Work required → Identify the lines that contain the string "τινὲς", then copy each of them.

Data entries
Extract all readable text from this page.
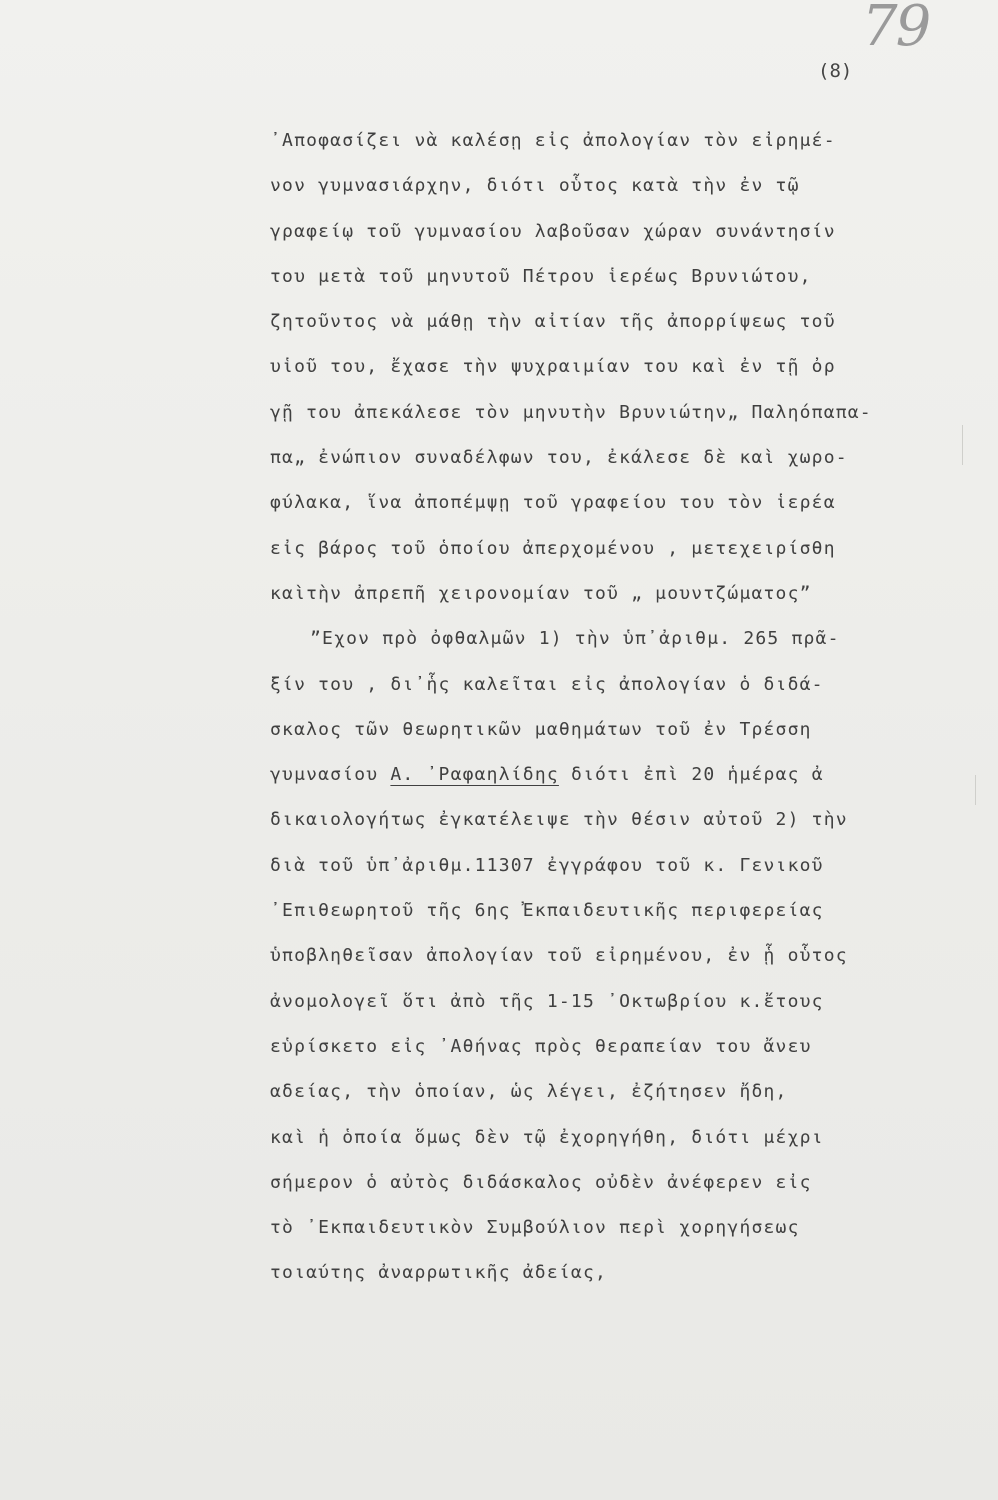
79
(8)
᾽Αποφασίζει νὰ καλέσῃ εἰς ἀπολογίαν τὸν εἰρημέ-
νον γυμνασιάρχην, διότι οὗτος κατὰ τὴν ἐν τῷ
γραφείῳ τοῦ γυμνασίου λαβοῦσαν χώραν συνάντησίν
του μετὰ τοῦ μηνυτοῦ Πέτρου ἱερέως Βρυνιώτου,
ζητοῦντος νὰ μάθῃ τὴν αἰτίαν τῆς ἀπορρίψεως τοῦ
υἱοῦ του, ἔχασε τὴν ψυχραιμίαν του καὶ ἐν τῇ ὀρ
γῇ του ἀπεκάλεσε τὸν μηνυτὴν Βρυνιώτην„ Παληόπαπα-
πα„ ἐνώπιον συναδέλφων του, ἐκάλεσε δὲ καὶ χωρο-
φύλακα, ἵνα ἀποπέμψῃ τοῦ γραφείου του τὸν ἱερέα
εἰς βάρος τοῦ ὁποίου ἀπερχομένου , μετεχειρίσθη
καὶτὴν ἀπρεπῆ χειρονομίαν τοῦ „ μουντζώματος”
”Εχον πρὸ ὀφθαλμῶν 1) τὴν ὑπ᾽ἀριθμ. 265 πρᾶ-
ξίν του , δι᾽ἧς καλεῖται εἰς ἀπολογίαν ὁ διδά-
σκαλος τῶν θεωρητικῶν μαθημάτων τοῦ ἐν Τρέσση
γυμνασίου Α. ᾽Ραφαηλίδης διότι ἐπὶ 20 ἡμέρας ἀ
δικαιολογήτως ἐγκατέλειψε τὴν θέσιν αὐτοῦ 2) τὴν
διὰ τοῦ ὑπ᾽ἀριθμ.11307 ἐγγράφου τοῦ κ. Γενικοῦ
᾽Επιθεωρητοῦ τῆς 6ης Ἐκπαιδευτικῆς περιφερείας
ὑποβληθεῖσαν ἀπολογίαν τοῦ εἰρημένου, ἐν ᾗ οὗτος
ἀνομολογεῖ ὅτι ἀπὸ τῆς 1-15 ᾽Οκτωβρίου κ.ἔτους
εὑρίσκετο εἰς ᾽Αθήνας πρὸς θεραπείαν του ἄνευ
αδείας, τὴν ὁποίαν, ὡς λέγει, ἐζήτησεν ἤδη,
καὶ ἡ ὁποία ὅμως δὲν τῷ ἐχορηγήθη, διότι μέχρι
σήμερον ὁ αὐτὸς διδάσκαλος οὐδὲν ἀνέφερεν εἰς
τὸ ᾽Εκπαιδευτικὸν Συμβούλιον περὶ χορηγήσεως
τοιαύτης ἀναρρωτικῆς ἀδείας,
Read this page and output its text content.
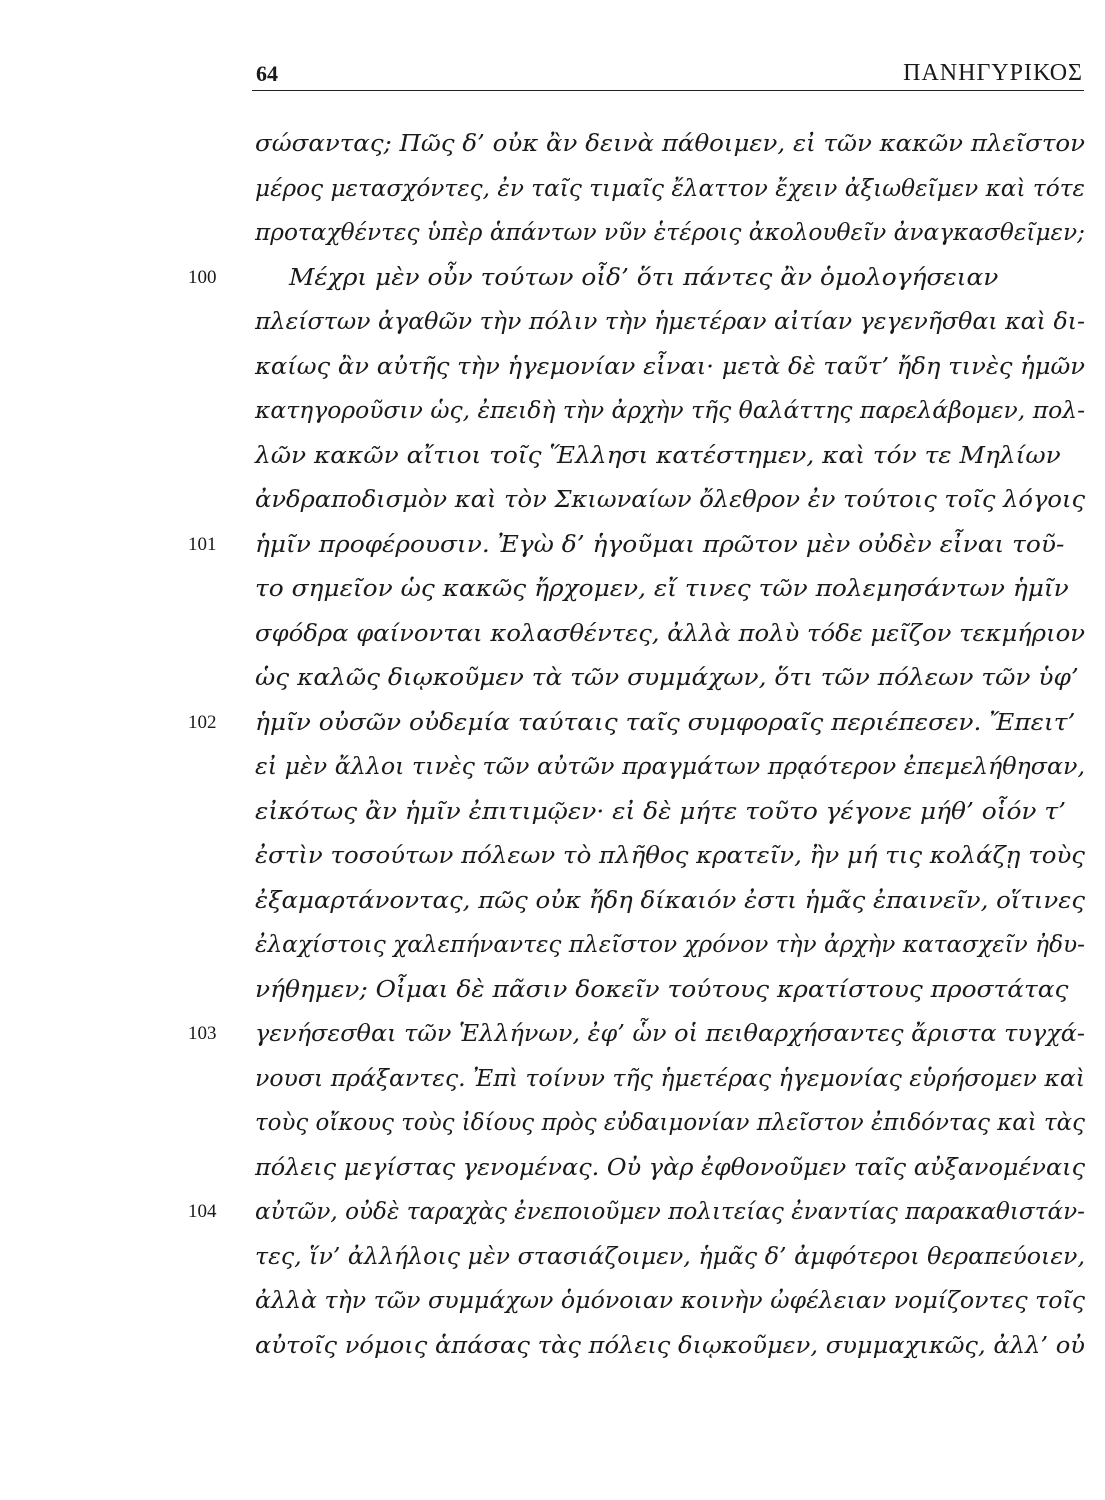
64	ΠΑΝΗΓΥΡΙΚΟΣ
100
101
102
103
104
σώσαντας; Πῶς δ’ οὐκ ἂν δεινὰ πάθοιμεν, εἰ τῶν κακῶν πλεῖστον
μέρος μετασχόντες, ἐν ταῖς τιμαῖς ἔλαττον ἔχειν ἀξιωθεῖμεν καὶ τότε
προταχθέντες ὑπὲρ ἁπάντων νῦν ἑτέροις ἀκολουθεῖν ἀναγκασθεῖμεν;
Μέχρι μὲν οὖν τούτων οἶδ’ ὅτι πάντες ἂν ὁμολογήσειαν
πλείστων ἀγαθῶν τὴν πόλιν τὴν ἡμετέραν αἰτίαν γεγενῆσθαι καὶ δι-
καίως ἂν αὐτῆς τὴν ἡγεμονίαν εἶναι· μετὰ δὲ ταῦτ’ ἤδη τινὲς ἡμῶν
κατηγοροῦσιν ὡς, ἐπειδὴ τὴν ἀρχὴν τῆς θαλάττης παρελάβομεν, πολ-
λῶν κακῶν αἴτιοι τοῖς Ἕλλησι κατέστημεν, καὶ τόν τε Μηλίων
ἀνδραποδισμὸν καὶ τὸν Σκιωναίων ὄλεθρον ἐν τούτοις τοῖς λόγοις
ἡμῖν προφέρουσιν. Ἐγὼ δ’ ἡγοῦμαι πρῶτον μὲν οὐδὲν εἶναι τοῦ-
το σημεῖον ὡς κακῶς ἤρχομεν, εἴ τινες τῶν πολεμησάντων ἡμῖν
σφόδρα φαίνονται κολασθέντες, ἀλλὰ πολὺ τόδε μεῖζον τεκμήριον
ὡς καλῶς διῳκοῦμεν τὰ τῶν συμμάχων, ὅτι τῶν πόλεων τῶν ὑφ’
ἡμῖν οὐσῶν οὐδεμία ταύταις ταῖς συμφοραῖς περιέπεσεν. Ἔπειτ’
εἰ μὲν ἄλλοι τινὲς τῶν αὐτῶν πραγμάτων πρᾳότερον ἐπεμελήθησαν,
εἰκότως ἂν ἡμῖν ἐπιτιμῷεν· εἰ δὲ μήτε τοῦτο γέγονε μήθ’ οἷόν τ’
ἐστὶν τοσούτων πόλεων τὸ πλῆθος κρατεῖν, ἢν μή τις κολάζῃ τοὺς
ἐξαμαρτάνοντας, πῶς οὐκ ἤδη δίκαιόν ἐστι ἡμᾶς ἐπαινεῖν, οἵτινες
ἐλαχίστοις χαλεπήναντες πλεῖστον χρόνον τὴν ἀρχὴν κατασχεῖν ἠδυ-
νήθημεν; Οἶμαι δὲ πᾶσιν δοκεῖν τούτους κρατίστους προστάτας
γενήσεσθαι τῶν Ἑλλήνων, ἐφ’ ὧν οἱ πειθαρχήσαντες ἄριστα τυγχά-
νουσι πράξαντες. Ἐπὶ τοίνυν τῆς ἡμετέρας ἡγεμονίας εὑρήσομεν καὶ
τοὺς οἴκους τοὺς ἰδίους πρὸς εὐδαιμονίαν πλεῖστον ἐπιδόντας καὶ τὰς
πόλεις μεγίστας γενομένας. Οὐ γὰρ ἐφθονοῦμεν ταῖς αὐξανομέναις
αὐτῶν, οὐδὲ ταραχὰς ἐνεποιοῦμεν πολιτείας ἐναντίας παρακαθιστάν-
τες, ἵν’ ἀλλήλοις μὲν στασιάζοιμεν, ἡμᾶς δ’ ἀμφότεροι θεραπεύοιεν,
ἀλλὰ τὴν τῶν συμμάχων ὁμόνοιαν κοινὴν ὠφέλειαν νομίζοντες τοῖς
αὐτοῖς νόμοις ἁπάσας τὰς πόλεις διῳκοῦμεν, συμμαχικῶς, ἀλλ’ οὐ
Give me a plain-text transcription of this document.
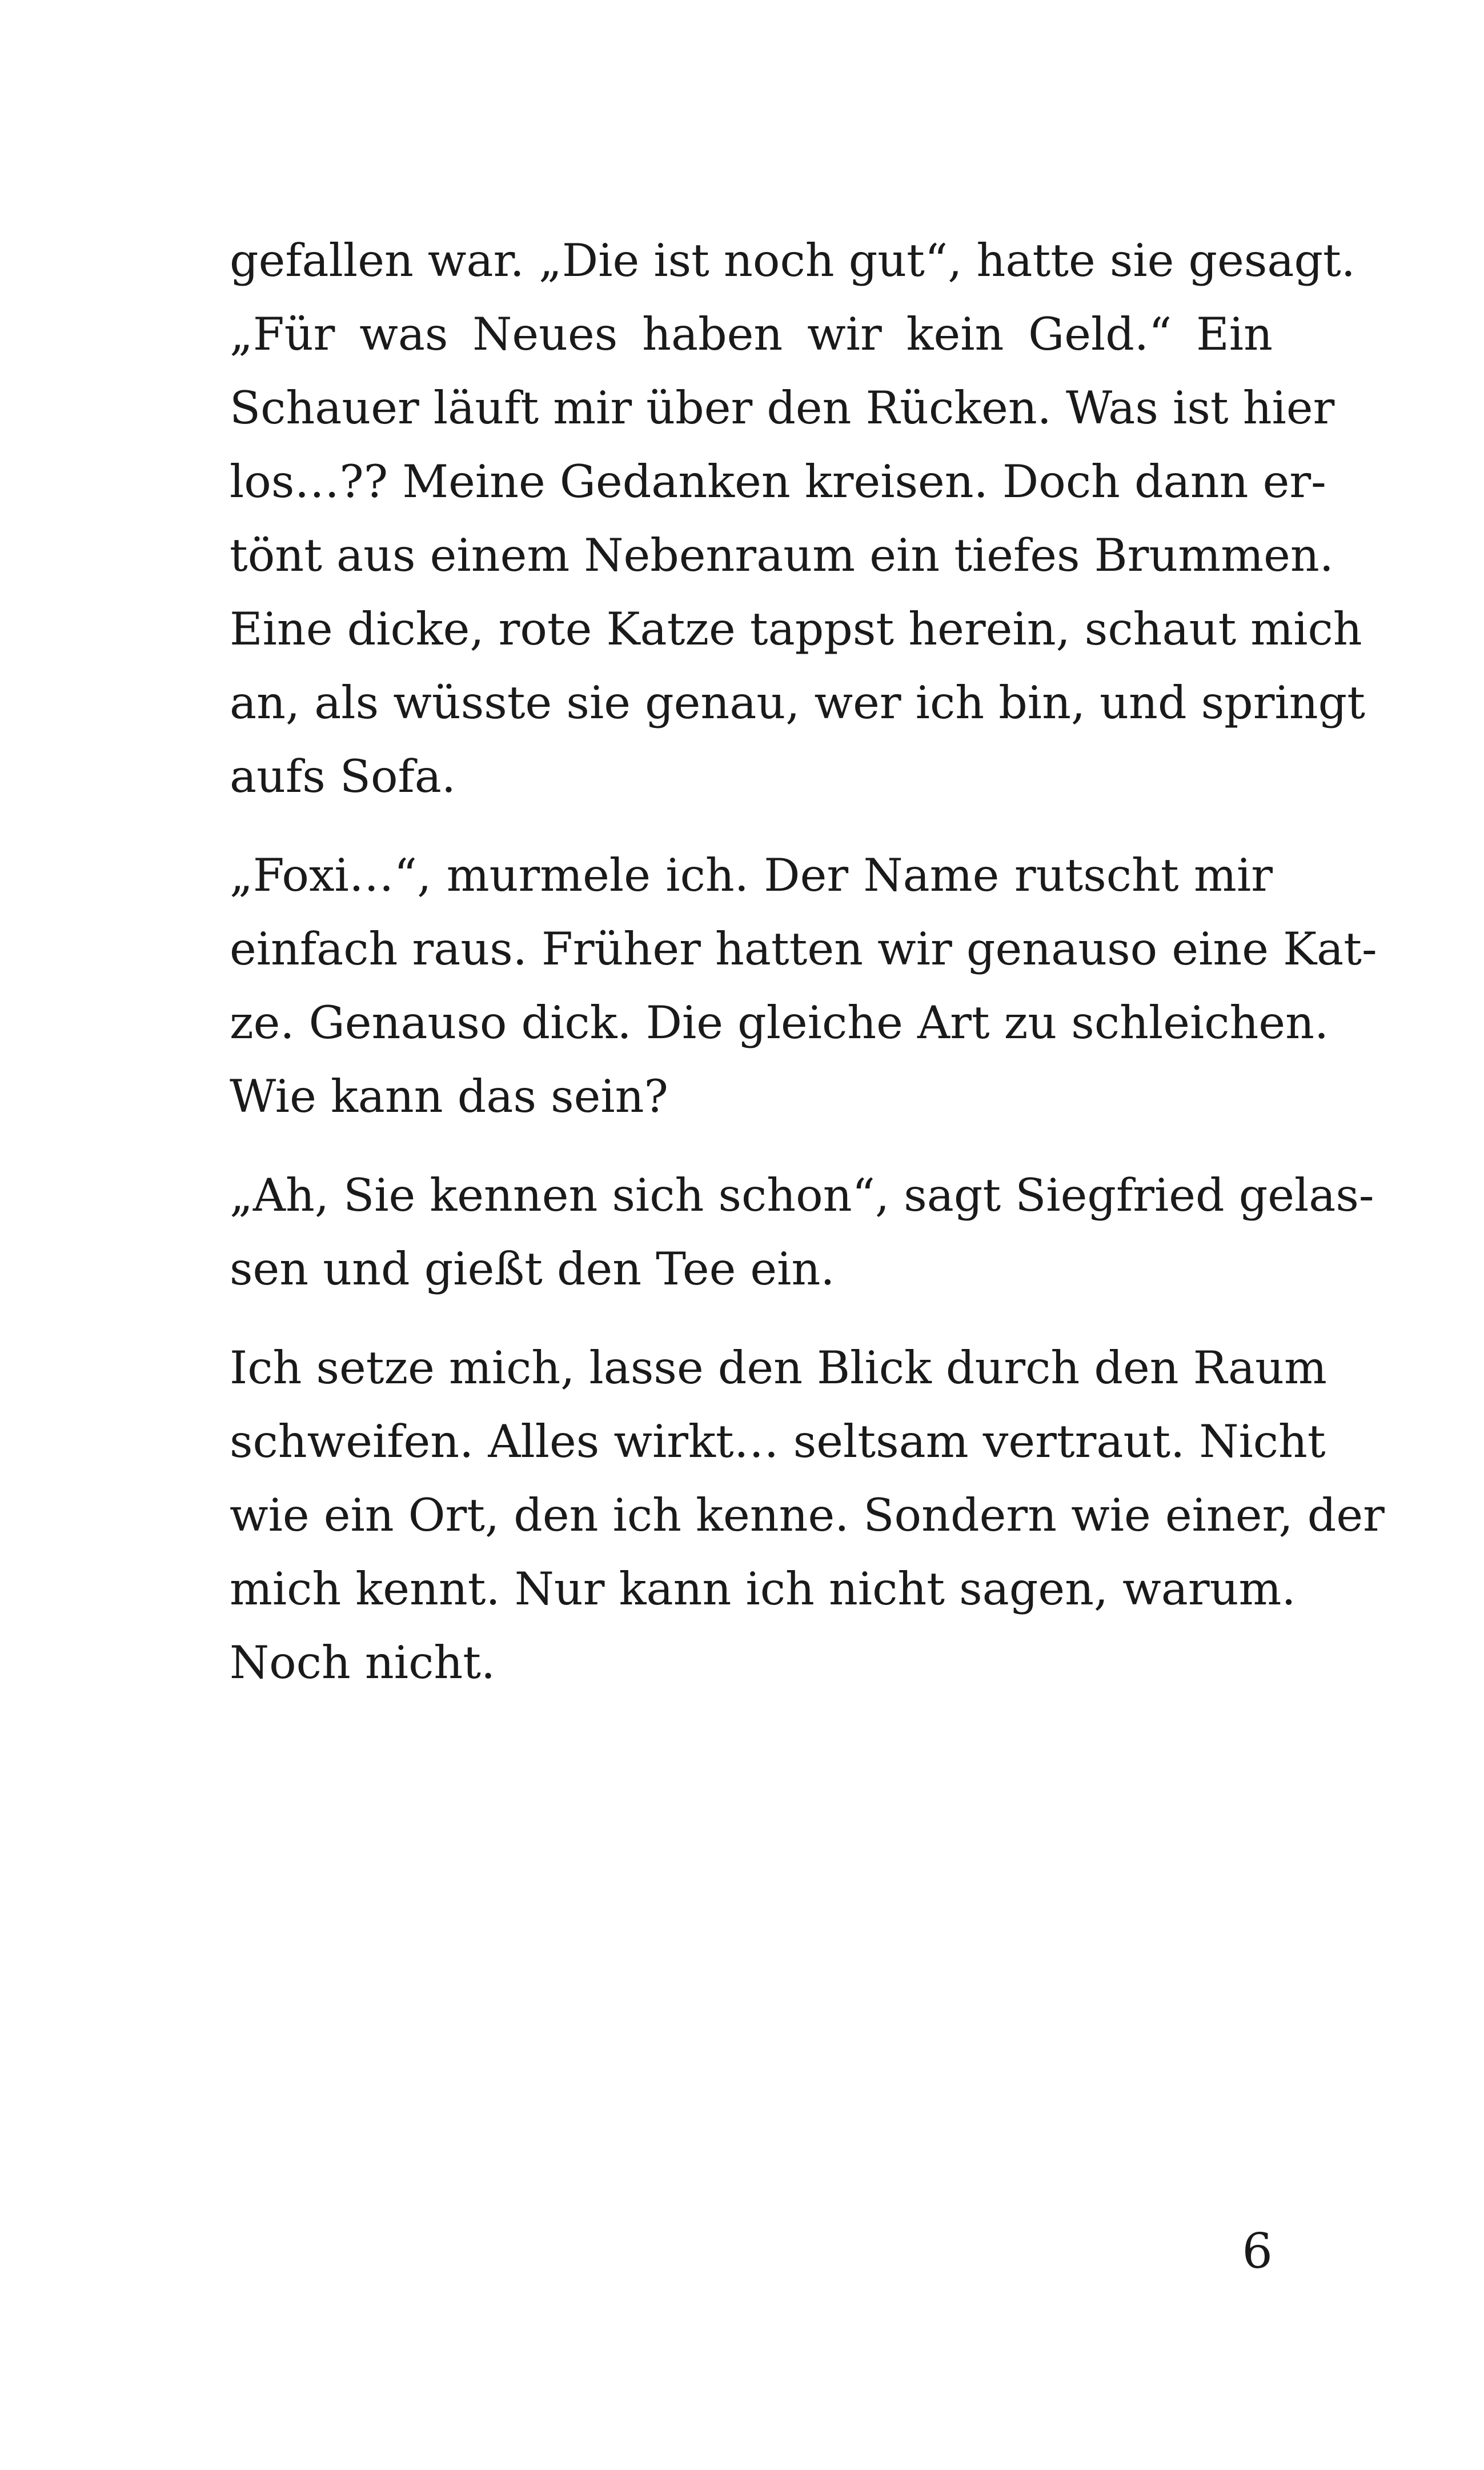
gefallen war. „Die ist noch gut“, hatte sie gesagt.
„Für was Neues haben wir kein Geld.“ Ein
Schauer läuft mir über den Rücken. Was ist hier
los…?? Meine Gedanken kreisen. Doch dann er-
tönt aus einem Nebenraum ein tiefes Brummen.
Eine dicke, rote Katze tappst herein, schaut mich
an, als wüsste sie genau, wer ich bin, und springt
aufs Sofa.

„Foxi…“, murmele ich. Der Name rutscht mir
einfach raus. Früher hatten wir genauso eine Kat-
ze. Genauso dick. Die gleiche Art zu schleichen.
Wie kann das sein?

„Ah, Sie kennen sich schon“, sagt Siegfried gelas-
sen und gießt den Tee ein.

Ich setze mich, lasse den Blick durch den Raum
schweifen. Alles wirkt… seltsam vertraut. Nicht
wie ein Ort, den ich kenne. Sondern wie einer, der
mich kennt. Nur kann ich nicht sagen, warum.
Noch nicht.

6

Complete response →
καίως ἂν αὐτῆς τὴν ἡγεμονίαν εἶναι· μετὰ δὲ ταῦτ’ ἤδη τινὲς ἡμῶν
εἰ μὲν ἄλλοι τινὲς τῶν αὐτῶν πραγμάτων πρᾳότερον ἐπεμελήθησαν,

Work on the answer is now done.